**PROBLEM:** Below are some records; repeat them all exactly, minus the pictures.

**DATA SECTION:**

^^^^^^^^

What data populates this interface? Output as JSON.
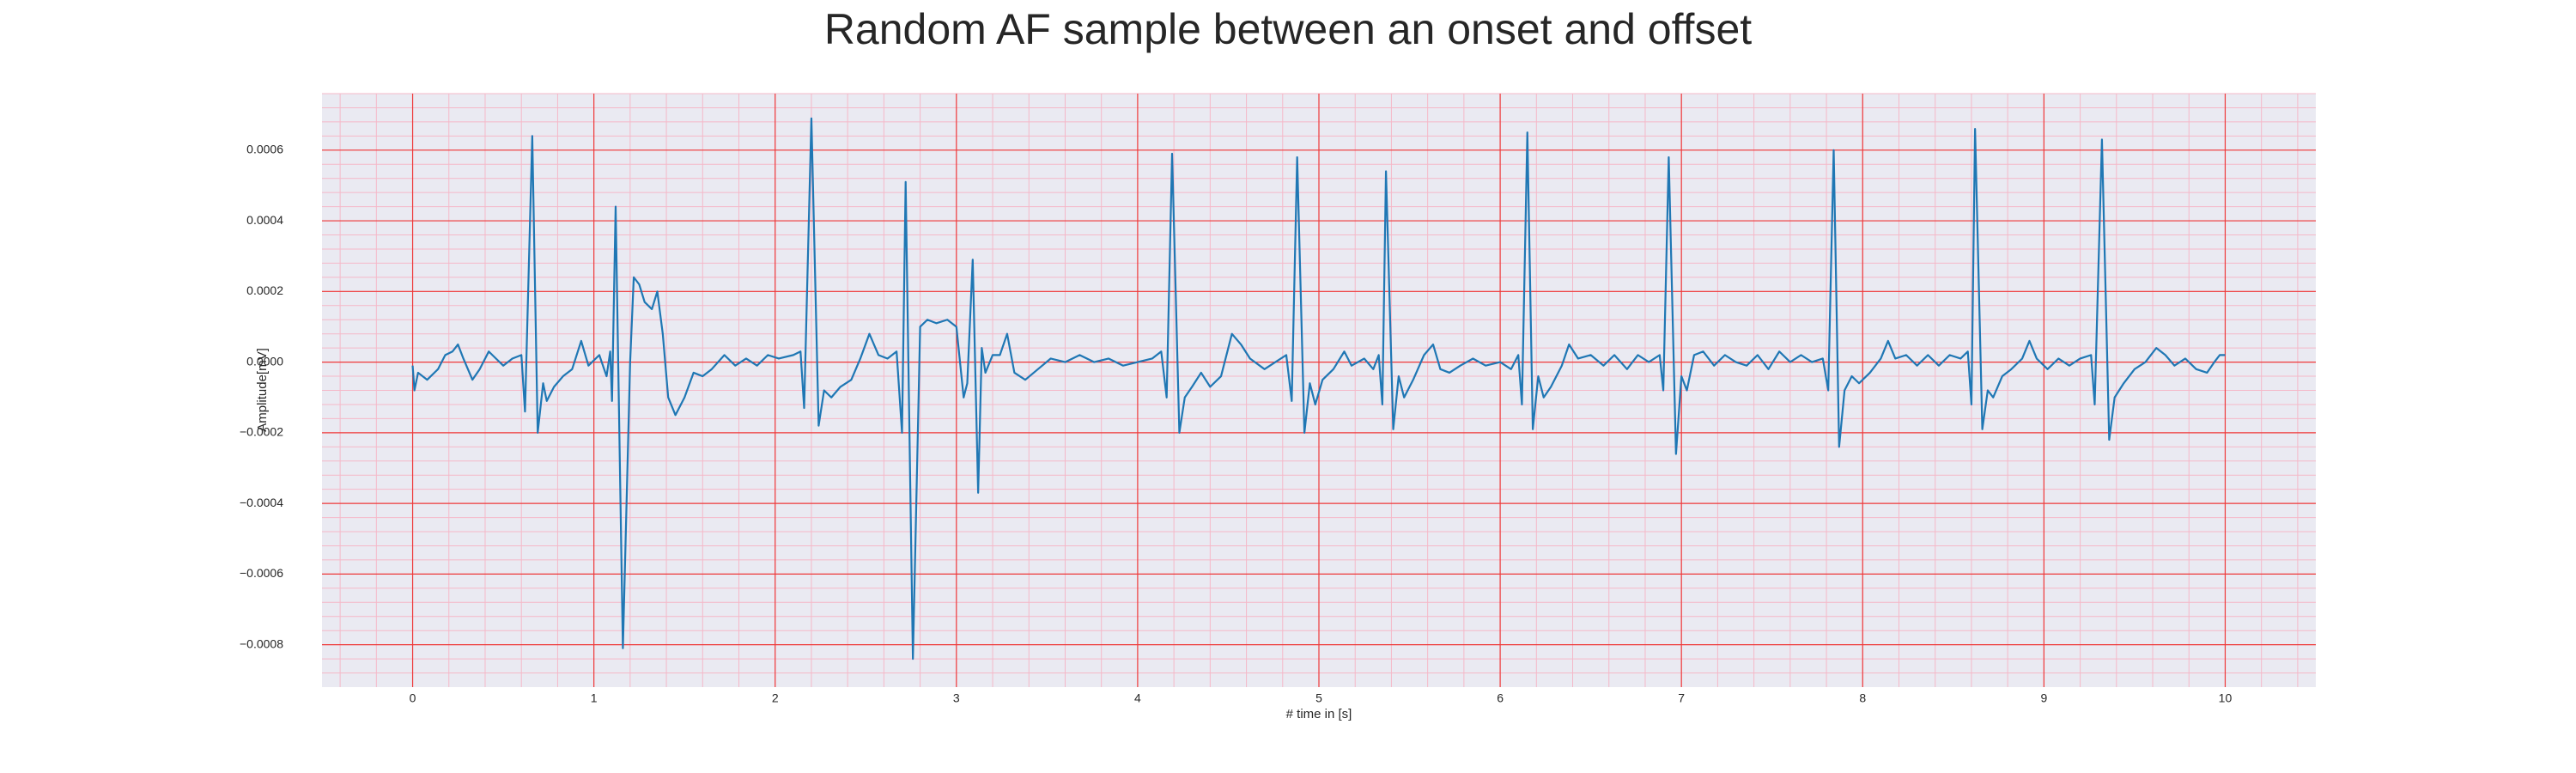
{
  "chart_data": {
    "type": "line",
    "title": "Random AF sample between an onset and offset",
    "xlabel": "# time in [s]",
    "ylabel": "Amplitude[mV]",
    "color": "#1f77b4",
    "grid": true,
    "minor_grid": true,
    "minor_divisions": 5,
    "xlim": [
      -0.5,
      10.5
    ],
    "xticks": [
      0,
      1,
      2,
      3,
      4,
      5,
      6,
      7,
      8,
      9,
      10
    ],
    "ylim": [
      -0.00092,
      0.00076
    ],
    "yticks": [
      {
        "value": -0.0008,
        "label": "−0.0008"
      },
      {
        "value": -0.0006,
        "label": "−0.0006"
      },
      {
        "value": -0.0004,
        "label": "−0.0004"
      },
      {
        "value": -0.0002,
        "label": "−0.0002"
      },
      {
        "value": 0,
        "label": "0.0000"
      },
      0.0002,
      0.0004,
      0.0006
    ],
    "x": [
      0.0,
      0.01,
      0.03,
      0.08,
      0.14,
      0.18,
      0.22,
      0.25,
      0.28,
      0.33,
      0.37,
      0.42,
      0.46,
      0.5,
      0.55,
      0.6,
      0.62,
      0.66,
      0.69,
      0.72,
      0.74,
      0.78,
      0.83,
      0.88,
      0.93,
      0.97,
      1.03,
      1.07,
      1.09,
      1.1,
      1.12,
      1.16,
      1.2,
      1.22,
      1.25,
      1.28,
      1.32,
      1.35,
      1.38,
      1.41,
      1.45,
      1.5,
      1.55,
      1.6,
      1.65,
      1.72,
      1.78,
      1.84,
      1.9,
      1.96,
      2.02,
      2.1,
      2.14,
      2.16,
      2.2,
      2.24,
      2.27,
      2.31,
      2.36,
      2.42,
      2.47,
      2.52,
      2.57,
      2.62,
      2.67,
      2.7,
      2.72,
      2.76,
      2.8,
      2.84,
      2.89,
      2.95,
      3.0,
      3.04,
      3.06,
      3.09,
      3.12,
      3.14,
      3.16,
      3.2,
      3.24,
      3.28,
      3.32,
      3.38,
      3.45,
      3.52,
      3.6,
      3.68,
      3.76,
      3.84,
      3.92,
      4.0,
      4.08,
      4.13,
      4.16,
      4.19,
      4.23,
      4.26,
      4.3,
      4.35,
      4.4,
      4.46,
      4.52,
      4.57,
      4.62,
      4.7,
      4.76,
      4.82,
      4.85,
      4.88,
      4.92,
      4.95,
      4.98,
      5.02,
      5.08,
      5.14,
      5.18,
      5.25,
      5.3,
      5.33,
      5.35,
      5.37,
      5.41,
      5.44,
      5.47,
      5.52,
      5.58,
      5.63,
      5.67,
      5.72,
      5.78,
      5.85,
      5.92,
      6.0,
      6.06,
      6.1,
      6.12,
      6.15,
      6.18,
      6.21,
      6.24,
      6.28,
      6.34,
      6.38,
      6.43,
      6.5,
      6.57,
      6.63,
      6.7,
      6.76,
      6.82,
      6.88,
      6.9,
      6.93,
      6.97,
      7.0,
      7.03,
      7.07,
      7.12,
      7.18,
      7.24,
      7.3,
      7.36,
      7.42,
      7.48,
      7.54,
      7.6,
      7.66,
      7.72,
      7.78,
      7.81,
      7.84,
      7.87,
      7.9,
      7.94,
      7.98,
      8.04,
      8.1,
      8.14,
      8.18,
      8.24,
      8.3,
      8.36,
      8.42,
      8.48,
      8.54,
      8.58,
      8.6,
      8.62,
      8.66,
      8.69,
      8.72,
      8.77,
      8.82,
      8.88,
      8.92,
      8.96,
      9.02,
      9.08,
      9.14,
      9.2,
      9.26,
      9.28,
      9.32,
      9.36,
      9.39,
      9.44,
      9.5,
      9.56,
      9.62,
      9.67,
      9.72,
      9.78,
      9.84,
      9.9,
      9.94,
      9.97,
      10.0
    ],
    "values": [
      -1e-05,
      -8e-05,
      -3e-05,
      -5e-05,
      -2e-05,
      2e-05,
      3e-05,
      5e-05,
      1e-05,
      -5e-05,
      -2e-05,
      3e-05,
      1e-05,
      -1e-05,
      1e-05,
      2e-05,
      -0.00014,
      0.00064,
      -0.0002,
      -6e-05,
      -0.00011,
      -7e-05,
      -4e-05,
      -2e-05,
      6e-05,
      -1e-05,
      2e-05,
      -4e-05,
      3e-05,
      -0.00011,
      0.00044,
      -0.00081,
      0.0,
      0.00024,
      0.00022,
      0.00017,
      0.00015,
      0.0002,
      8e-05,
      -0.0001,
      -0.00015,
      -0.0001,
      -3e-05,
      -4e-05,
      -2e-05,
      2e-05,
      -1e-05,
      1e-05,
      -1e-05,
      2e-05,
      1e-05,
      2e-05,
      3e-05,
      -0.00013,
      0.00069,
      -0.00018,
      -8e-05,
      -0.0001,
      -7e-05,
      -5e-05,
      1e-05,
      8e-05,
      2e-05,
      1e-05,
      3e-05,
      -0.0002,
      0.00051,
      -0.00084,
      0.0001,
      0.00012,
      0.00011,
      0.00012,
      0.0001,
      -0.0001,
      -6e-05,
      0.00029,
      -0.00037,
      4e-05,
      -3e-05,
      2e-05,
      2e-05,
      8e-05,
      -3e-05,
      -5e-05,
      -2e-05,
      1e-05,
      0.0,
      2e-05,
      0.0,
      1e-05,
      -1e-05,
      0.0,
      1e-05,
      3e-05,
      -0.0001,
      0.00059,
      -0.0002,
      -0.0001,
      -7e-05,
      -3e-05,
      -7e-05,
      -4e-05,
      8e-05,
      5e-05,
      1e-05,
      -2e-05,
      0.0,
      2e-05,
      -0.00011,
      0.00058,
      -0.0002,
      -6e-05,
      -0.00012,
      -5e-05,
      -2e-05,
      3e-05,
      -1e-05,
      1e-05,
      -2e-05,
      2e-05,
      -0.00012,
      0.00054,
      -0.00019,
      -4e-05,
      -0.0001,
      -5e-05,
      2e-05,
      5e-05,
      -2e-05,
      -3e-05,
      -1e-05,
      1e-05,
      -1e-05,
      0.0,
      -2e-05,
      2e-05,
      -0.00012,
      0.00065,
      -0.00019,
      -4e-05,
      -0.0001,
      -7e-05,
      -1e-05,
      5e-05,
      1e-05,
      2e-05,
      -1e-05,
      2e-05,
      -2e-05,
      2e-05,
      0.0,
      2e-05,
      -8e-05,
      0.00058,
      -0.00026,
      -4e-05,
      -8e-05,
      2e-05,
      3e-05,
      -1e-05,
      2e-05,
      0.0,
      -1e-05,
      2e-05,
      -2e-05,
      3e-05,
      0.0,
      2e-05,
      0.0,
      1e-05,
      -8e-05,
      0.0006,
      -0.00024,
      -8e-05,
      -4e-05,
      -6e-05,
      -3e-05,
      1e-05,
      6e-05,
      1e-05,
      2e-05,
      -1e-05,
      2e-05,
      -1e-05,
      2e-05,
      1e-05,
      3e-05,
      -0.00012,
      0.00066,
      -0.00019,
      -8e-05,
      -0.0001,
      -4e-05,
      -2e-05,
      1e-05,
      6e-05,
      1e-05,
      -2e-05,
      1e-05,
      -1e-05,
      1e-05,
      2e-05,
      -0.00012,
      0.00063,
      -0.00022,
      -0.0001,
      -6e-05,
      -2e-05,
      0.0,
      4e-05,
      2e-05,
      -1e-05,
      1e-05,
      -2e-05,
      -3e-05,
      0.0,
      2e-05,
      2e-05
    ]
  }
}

^^^^^^^^

**ANSWER FOR THIS EXERCISE:**
What data populates this interface? Output as JSON.
{
  "chart_data": {
    "type": "line",
    "title": "Random AF sample between an onset and offset",
    "xlabel": "# time in [s]",
    "ylabel": "Amplitude[mV]",
    "color": "#1f77b4",
    "grid": true,
    "minor_grid": true,
    "minor_divisions": 5,
    "xlim": [
      -0.5,
      10.5
    ],
    "xticks": [
      0,
      1,
      2,
      3,
      4,
      5,
      6,
      7,
      8,
      9,
      10
    ],
    "ylim": [
      -0.00092,
      0.00076
    ],
    "yticks": [
      {
        "value": -0.0008,
        "label": "−0.0008"
      },
      {
        "value": -0.0006,
        "label": "−0.0006"
      },
      {
        "value": -0.0004,
        "label": "−0.0004"
      },
      {
        "value": -0.0002,
        "label": "−0.0002"
      },
      {
        "value": 0,
        "label": "0.0000"
      },
      0.0002,
      0.0004,
      0.0006
    ],
    "x": [
      0.0,
      0.01,
      0.03,
      0.08,
      0.14,
      0.18,
      0.22,
      0.25,
      0.28,
      0.33,
      0.37,
      0.42,
      0.46,
      0.5,
      0.55,
      0.6,
      0.62,
      0.66,
      0.69,
      0.72,
      0.74,
      0.78,
      0.83,
      0.88,
      0.93,
      0.97,
      1.03,
      1.07,
      1.09,
      1.1,
      1.12,
      1.16,
      1.2,
      1.22,
      1.25,
      1.28,
      1.32,
      1.35,
      1.38,
      1.41,
      1.45,
      1.5,
      1.55,
      1.6,
      1.65,
      1.72,
      1.78,
      1.84,
      1.9,
      1.96,
      2.02,
      2.1,
      2.14,
      2.16,
      2.2,
      2.24,
      2.27,
      2.31,
      2.36,
      2.42,
      2.47,
      2.52,
      2.57,
      2.62,
      2.67,
      2.7,
      2.72,
      2.76,
      2.8,
      2.84,
      2.89,
      2.95,
      3.0,
      3.04,
      3.06,
      3.09,
      3.12,
      3.14,
      3.16,
      3.2,
      3.24,
      3.28,
      3.32,
      3.38,
      3.45,
      3.52,
      3.6,
      3.68,
      3.76,
      3.84,
      3.92,
      4.0,
      4.08,
      4.13,
      4.16,
      4.19,
      4.23,
      4.26,
      4.3,
      4.35,
      4.4,
      4.46,
      4.52,
      4.57,
      4.62,
      4.7,
      4.76,
      4.82,
      4.85,
      4.88,
      4.92,
      4.95,
      4.98,
      5.02,
      5.08,
      5.14,
      5.18,
      5.25,
      5.3,
      5.33,
      5.35,
      5.37,
      5.41,
      5.44,
      5.47,
      5.52,
      5.58,
      5.63,
      5.67,
      5.72,
      5.78,
      5.85,
      5.92,
      6.0,
      6.06,
      6.1,
      6.12,
      6.15,
      6.18,
      6.21,
      6.24,
      6.28,
      6.34,
      6.38,
      6.43,
      6.5,
      6.57,
      6.63,
      6.7,
      6.76,
      6.82,
      6.88,
      6.9,
      6.93,
      6.97,
      7.0,
      7.03,
      7.07,
      7.12,
      7.18,
      7.24,
      7.3,
      7.36,
      7.42,
      7.48,
      7.54,
      7.6,
      7.66,
      7.72,
      7.78,
      7.81,
      7.84,
      7.87,
      7.9,
      7.94,
      7.98,
      8.04,
      8.1,
      8.14,
      8.18,
      8.24,
      8.3,
      8.36,
      8.42,
      8.48,
      8.54,
      8.58,
      8.6,
      8.62,
      8.66,
      8.69,
      8.72,
      8.77,
      8.82,
      8.88,
      8.92,
      8.96,
      9.02,
      9.08,
      9.14,
      9.2,
      9.26,
      9.28,
      9.32,
      9.36,
      9.39,
      9.44,
      9.5,
      9.56,
      9.62,
      9.67,
      9.72,
      9.78,
      9.84,
      9.9,
      9.94,
      9.97,
      10.0
    ],
    "values": [
      -1e-05,
      -8e-05,
      -3e-05,
      -5e-05,
      -2e-05,
      2e-05,
      3e-05,
      5e-05,
      1e-05,
      -5e-05,
      -2e-05,
      3e-05,
      1e-05,
      -1e-05,
      1e-05,
      2e-05,
      -0.00014,
      0.00064,
      -0.0002,
      -6e-05,
      -0.00011,
      -7e-05,
      -4e-05,
      -2e-05,
      6e-05,
      -1e-05,
      2e-05,
      -4e-05,
      3e-05,
      -0.00011,
      0.00044,
      -0.00081,
      0.0,
      0.00024,
      0.00022,
      0.00017,
      0.00015,
      0.0002,
      8e-05,
      -0.0001,
      -0.00015,
      -0.0001,
      -3e-05,
      -4e-05,
      -2e-05,
      2e-05,
      -1e-05,
      1e-05,
      -1e-05,
      2e-05,
      1e-05,
      2e-05,
      3e-05,
      -0.00013,
      0.00069,
      -0.00018,
      -8e-05,
      -0.0001,
      -7e-05,
      -5e-05,
      1e-05,
      8e-05,
      2e-05,
      1e-05,
      3e-05,
      -0.0002,
      0.00051,
      -0.00084,
      0.0001,
      0.00012,
      0.00011,
      0.00012,
      0.0001,
      -0.0001,
      -6e-05,
      0.00029,
      -0.00037,
      4e-05,
      -3e-05,
      2e-05,
      2e-05,
      8e-05,
      -3e-05,
      -5e-05,
      -2e-05,
      1e-05,
      0.0,
      2e-05,
      0.0,
      1e-05,
      -1e-05,
      0.0,
      1e-05,
      3e-05,
      -0.0001,
      0.00059,
      -0.0002,
      -0.0001,
      -7e-05,
      -3e-05,
      -7e-05,
      -4e-05,
      8e-05,
      5e-05,
      1e-05,
      -2e-05,
      0.0,
      2e-05,
      -0.00011,
      0.00058,
      -0.0002,
      -6e-05,
      -0.00012,
      -5e-05,
      -2e-05,
      3e-05,
      -1e-05,
      1e-05,
      -2e-05,
      2e-05,
      -0.00012,
      0.00054,
      -0.00019,
      -4e-05,
      -0.0001,
      -5e-05,
      2e-05,
      5e-05,
      -2e-05,
      -3e-05,
      -1e-05,
      1e-05,
      -1e-05,
      0.0,
      -2e-05,
      2e-05,
      -0.00012,
      0.00065,
      -0.00019,
      -4e-05,
      -0.0001,
      -7e-05,
      -1e-05,
      5e-05,
      1e-05,
      2e-05,
      -1e-05,
      2e-05,
      -2e-05,
      2e-05,
      0.0,
      2e-05,
      -8e-05,
      0.00058,
      -0.00026,
      -4e-05,
      -8e-05,
      2e-05,
      3e-05,
      -1e-05,
      2e-05,
      0.0,
      -1e-05,
      2e-05,
      -2e-05,
      3e-05,
      0.0,
      2e-05,
      0.0,
      1e-05,
      -8e-05,
      0.0006,
      -0.00024,
      -8e-05,
      -4e-05,
      -6e-05,
      -3e-05,
      1e-05,
      6e-05,
      1e-05,
      2e-05,
      -1e-05,
      2e-05,
      -1e-05,
      2e-05,
      1e-05,
      3e-05,
      -0.00012,
      0.00066,
      -0.00019,
      -8e-05,
      -0.0001,
      -4e-05,
      -2e-05,
      1e-05,
      6e-05,
      1e-05,
      -2e-05,
      1e-05,
      -1e-05,
      1e-05,
      2e-05,
      -0.00012,
      0.00063,
      -0.00022,
      -0.0001,
      -6e-05,
      -2e-05,
      0.0,
      4e-05,
      2e-05,
      -1e-05,
      1e-05,
      -2e-05,
      -3e-05,
      0.0,
      2e-05,
      2e-05
    ]
  }
}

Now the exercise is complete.